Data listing
— Start —
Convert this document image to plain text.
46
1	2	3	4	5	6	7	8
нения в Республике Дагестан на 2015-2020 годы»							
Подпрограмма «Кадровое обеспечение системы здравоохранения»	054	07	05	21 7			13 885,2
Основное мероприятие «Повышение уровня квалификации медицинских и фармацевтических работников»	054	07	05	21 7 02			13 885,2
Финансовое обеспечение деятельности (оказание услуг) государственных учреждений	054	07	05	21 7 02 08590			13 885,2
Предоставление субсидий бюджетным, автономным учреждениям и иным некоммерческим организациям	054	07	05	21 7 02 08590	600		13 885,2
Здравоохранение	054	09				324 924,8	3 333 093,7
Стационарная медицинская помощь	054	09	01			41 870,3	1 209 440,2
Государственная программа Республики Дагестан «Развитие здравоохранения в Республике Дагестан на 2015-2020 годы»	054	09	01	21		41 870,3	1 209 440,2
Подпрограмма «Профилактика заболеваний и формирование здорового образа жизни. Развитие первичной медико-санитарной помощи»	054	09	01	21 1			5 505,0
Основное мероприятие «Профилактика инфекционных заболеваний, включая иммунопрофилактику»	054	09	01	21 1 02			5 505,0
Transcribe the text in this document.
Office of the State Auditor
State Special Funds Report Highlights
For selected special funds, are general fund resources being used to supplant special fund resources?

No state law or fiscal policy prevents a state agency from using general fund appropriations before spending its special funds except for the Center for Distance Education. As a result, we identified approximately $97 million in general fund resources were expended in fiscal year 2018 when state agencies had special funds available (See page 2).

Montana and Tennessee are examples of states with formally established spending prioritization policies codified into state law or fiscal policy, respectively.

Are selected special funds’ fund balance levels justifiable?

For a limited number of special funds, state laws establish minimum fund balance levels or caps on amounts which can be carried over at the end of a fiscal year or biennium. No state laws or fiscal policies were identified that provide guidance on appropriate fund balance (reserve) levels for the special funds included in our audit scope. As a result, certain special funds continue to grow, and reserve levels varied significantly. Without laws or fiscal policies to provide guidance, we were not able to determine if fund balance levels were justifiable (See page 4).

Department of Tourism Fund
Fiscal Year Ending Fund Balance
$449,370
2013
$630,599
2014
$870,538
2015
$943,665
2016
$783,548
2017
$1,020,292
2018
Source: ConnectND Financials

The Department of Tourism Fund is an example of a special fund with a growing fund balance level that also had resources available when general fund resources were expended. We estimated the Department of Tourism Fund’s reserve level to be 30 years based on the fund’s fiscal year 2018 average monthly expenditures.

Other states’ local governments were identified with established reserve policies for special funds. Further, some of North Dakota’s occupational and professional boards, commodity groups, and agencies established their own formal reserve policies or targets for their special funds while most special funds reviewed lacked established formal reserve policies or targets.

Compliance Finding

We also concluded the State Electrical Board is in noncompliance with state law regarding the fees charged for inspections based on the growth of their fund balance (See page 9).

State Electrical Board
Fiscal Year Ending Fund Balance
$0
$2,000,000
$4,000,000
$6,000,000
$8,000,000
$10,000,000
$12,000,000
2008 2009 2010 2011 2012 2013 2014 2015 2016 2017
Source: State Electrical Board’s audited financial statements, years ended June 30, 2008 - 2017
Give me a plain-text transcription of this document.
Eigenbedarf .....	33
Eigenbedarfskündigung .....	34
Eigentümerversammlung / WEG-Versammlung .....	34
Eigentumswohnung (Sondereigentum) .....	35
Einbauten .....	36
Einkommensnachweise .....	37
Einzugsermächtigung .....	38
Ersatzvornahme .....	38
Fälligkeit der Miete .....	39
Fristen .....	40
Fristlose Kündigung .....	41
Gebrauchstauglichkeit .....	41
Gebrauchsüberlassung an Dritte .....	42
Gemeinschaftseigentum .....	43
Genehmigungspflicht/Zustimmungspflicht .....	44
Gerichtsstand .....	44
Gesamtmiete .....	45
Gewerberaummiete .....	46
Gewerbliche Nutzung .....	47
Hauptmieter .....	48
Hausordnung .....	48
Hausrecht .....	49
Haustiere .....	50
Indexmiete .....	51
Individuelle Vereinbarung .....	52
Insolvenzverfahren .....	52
— End —
= The problem =
Only the lines from the one that contains "Give me a plain-text" to the end of the data should be output, exactly as they appear.

= Finished exercise =
Give me a plain-text transcription of this document.
Eigenbedarf .....	33
Eigenbedarfskündigung .....	34
Eigentümerversammlung / WEG-Versammlung .....	34
Eigentumswohnung (Sondereigentum) .....	35
Einbauten .....	36
Einkommensnachweise .....	37
Einzugsermächtigung .....	38
Ersatzvornahme .....	38
Fälligkeit der Miete .....	39
Fristen .....	40
Fristlose Kündigung .....	41
Gebrauchstauglichkeit .....	41
Gebrauchsüberlassung an Dritte .....	42
Gemeinschaftseigentum .....	43
Genehmigungspflicht/Zustimmungspflicht .....	44
Gerichtsstand .....	44
Gesamtmiete .....	45
Gewerberaummiete .....	46
Gewerbliche Nutzung .....	47
Hauptmieter .....	48
Hausordnung .....	48
Hausrecht .....	49
Haustiere .....	50
Indexmiete .....	51
Individuelle Vereinbarung .....	52
Insolvenzverfahren .....	52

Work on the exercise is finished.